** Begin Information given **
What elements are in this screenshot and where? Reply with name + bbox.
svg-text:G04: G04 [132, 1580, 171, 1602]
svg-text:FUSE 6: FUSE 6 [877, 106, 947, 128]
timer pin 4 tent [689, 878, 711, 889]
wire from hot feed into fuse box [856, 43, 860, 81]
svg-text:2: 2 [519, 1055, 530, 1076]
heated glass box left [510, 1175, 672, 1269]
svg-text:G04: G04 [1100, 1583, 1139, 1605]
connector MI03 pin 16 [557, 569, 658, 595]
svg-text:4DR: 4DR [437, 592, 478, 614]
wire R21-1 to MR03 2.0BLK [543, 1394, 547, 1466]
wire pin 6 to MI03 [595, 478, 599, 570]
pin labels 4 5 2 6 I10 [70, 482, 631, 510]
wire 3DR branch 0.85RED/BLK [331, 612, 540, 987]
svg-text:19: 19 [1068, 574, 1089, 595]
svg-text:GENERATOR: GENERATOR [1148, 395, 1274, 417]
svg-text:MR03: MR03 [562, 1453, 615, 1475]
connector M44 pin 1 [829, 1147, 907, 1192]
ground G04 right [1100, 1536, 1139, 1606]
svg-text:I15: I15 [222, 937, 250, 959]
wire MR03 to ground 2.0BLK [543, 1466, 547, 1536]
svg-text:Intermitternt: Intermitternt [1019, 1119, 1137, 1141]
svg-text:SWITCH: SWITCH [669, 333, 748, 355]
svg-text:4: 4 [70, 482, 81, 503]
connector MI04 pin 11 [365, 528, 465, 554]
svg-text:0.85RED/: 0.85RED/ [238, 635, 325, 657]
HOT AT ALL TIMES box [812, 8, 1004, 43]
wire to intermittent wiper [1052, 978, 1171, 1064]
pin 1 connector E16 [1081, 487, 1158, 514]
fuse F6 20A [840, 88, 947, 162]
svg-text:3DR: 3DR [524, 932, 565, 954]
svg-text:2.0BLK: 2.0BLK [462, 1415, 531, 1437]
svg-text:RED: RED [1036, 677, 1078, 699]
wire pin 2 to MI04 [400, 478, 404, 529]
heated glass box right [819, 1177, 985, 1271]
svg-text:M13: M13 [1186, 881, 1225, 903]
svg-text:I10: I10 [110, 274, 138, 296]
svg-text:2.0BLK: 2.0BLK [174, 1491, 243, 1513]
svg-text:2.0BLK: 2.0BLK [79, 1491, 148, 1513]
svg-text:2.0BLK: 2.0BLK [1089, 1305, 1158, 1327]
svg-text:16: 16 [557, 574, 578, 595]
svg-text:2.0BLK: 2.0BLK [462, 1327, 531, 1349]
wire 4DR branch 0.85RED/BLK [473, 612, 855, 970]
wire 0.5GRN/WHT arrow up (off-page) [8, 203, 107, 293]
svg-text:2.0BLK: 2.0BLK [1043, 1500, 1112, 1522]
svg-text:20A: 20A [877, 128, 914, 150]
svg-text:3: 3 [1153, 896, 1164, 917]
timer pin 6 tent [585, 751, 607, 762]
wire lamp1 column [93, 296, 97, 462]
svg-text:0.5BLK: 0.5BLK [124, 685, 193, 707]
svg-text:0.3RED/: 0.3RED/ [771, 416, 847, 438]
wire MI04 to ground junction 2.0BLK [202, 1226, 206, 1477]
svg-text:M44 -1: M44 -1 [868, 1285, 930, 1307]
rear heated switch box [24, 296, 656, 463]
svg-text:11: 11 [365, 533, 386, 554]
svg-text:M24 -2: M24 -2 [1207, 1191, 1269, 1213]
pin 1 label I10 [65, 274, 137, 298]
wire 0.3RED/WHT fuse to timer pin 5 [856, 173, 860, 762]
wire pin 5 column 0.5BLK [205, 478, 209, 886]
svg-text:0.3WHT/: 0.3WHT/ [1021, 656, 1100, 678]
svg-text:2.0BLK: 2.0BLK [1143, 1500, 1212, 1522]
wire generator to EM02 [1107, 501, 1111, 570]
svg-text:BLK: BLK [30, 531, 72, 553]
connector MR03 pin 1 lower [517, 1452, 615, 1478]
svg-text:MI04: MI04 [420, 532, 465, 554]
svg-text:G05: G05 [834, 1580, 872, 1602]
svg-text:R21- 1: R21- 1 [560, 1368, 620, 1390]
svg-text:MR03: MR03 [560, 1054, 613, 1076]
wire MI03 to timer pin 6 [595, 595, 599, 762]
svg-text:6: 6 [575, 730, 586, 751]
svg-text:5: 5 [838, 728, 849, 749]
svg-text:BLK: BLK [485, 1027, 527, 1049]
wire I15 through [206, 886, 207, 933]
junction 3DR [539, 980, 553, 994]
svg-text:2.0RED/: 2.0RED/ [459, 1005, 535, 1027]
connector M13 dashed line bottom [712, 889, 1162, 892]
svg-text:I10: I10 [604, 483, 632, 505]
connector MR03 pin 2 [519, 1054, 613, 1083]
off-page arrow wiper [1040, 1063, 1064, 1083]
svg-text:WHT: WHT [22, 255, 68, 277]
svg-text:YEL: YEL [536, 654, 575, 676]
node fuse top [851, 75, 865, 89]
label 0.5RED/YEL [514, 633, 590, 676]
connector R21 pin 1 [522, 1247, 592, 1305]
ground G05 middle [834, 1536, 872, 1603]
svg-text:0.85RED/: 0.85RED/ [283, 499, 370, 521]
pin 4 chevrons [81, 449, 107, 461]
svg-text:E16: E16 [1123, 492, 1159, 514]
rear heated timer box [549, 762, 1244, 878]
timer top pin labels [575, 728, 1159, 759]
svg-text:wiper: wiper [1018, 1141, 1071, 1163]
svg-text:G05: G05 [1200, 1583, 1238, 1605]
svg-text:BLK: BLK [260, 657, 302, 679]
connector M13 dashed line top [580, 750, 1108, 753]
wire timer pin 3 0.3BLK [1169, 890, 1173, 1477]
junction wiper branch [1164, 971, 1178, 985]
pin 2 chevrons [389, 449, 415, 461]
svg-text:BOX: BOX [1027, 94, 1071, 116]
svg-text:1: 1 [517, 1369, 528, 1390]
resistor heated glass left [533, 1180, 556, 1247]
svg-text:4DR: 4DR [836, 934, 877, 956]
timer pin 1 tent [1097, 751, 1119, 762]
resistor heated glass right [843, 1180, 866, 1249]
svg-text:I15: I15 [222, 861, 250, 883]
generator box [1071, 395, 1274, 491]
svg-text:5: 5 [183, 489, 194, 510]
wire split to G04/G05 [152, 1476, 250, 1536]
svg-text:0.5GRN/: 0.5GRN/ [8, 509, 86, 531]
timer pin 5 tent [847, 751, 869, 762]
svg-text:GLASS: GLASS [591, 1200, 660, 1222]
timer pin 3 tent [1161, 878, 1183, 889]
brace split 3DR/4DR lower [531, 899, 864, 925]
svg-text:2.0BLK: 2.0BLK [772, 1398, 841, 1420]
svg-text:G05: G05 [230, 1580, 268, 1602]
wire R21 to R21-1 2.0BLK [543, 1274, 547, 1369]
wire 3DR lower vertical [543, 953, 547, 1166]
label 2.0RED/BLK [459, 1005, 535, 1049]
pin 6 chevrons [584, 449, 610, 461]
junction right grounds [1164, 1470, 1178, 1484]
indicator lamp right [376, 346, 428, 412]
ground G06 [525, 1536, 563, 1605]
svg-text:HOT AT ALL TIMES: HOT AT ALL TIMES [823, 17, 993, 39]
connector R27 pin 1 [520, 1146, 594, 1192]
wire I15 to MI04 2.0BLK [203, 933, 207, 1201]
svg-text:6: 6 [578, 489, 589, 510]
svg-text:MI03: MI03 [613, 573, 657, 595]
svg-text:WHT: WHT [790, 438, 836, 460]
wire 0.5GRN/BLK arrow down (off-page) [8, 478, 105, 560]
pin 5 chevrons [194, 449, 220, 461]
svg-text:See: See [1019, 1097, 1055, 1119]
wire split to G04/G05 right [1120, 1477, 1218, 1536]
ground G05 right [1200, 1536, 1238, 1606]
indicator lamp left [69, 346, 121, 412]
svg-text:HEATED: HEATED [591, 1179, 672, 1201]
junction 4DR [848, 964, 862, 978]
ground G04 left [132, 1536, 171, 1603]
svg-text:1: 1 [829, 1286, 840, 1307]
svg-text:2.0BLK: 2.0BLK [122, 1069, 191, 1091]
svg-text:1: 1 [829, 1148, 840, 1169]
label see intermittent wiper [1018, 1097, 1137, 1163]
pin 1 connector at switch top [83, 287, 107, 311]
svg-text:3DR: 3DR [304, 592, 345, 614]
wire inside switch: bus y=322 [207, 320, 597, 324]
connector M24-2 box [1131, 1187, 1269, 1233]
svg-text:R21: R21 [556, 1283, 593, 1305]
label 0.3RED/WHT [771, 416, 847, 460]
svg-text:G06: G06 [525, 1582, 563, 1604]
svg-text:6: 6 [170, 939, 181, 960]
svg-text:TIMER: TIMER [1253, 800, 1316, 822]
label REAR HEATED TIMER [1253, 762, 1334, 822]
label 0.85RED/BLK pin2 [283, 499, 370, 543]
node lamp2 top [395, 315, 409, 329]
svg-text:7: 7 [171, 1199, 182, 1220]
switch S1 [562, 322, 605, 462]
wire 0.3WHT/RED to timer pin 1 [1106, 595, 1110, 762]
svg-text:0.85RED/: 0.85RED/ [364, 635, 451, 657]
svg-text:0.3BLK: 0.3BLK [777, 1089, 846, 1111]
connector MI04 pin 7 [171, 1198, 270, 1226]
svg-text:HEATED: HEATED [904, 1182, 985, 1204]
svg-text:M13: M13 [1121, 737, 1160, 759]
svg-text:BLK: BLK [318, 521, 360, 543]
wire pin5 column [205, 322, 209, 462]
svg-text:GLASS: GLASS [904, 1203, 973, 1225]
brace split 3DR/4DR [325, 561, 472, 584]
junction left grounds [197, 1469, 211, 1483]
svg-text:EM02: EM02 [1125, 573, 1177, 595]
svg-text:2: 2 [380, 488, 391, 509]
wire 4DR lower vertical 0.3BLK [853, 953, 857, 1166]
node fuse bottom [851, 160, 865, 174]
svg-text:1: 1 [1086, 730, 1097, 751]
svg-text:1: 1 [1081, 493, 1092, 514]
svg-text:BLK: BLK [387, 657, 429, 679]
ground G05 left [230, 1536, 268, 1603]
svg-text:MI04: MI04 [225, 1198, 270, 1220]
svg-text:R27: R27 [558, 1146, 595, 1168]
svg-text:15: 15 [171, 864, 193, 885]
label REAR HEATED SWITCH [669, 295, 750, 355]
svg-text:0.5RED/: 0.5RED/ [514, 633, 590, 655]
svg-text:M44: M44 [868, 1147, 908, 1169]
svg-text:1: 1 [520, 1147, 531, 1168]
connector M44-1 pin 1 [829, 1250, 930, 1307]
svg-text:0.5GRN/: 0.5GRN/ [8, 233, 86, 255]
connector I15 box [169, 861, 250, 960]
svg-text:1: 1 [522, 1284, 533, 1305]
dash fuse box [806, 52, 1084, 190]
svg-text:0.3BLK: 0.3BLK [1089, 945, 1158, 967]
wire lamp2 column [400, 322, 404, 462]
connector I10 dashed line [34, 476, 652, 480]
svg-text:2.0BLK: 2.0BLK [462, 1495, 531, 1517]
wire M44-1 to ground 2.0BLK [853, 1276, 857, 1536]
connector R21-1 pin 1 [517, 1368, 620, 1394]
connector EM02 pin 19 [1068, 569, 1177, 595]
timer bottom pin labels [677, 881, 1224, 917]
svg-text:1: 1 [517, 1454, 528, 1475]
** End Information given **
- Aim of the exercise
Please arrange the listing as a numbered list, starting at its first line and ending at the line that contains "pin labels 4 5 2 6 I10 [70, 482, 631, 510]", leaving out any blank lines.

- Exercise answer
1. What elements are in this screenshot and where? Reply with name + bbox.
2. svg-text:G04: G04 [132, 1580, 171, 1602]
3. svg-text:FUSE 6: FUSE 6 [877, 106, 947, 128]
4. timer pin 4 tent [689, 878, 711, 889]
5. wire from hot feed into fuse box [856, 43, 860, 81]
6. svg-text:2: 2 [519, 1055, 530, 1076]
7. heated glass box left [510, 1175, 672, 1269]
8. svg-text:G04: G04 [1100, 1583, 1139, 1605]
9. connector MI03 pin 16 [557, 569, 658, 595]
10. svg-text:4DR: 4DR [437, 592, 478, 614]
11. wire R21-1 to MR03 2.0BLK [543, 1394, 547, 1466]
12. wire pin 6 to MI03 [595, 478, 599, 570]
13. pin labels 4 5 2 6 I10 [70, 482, 631, 510]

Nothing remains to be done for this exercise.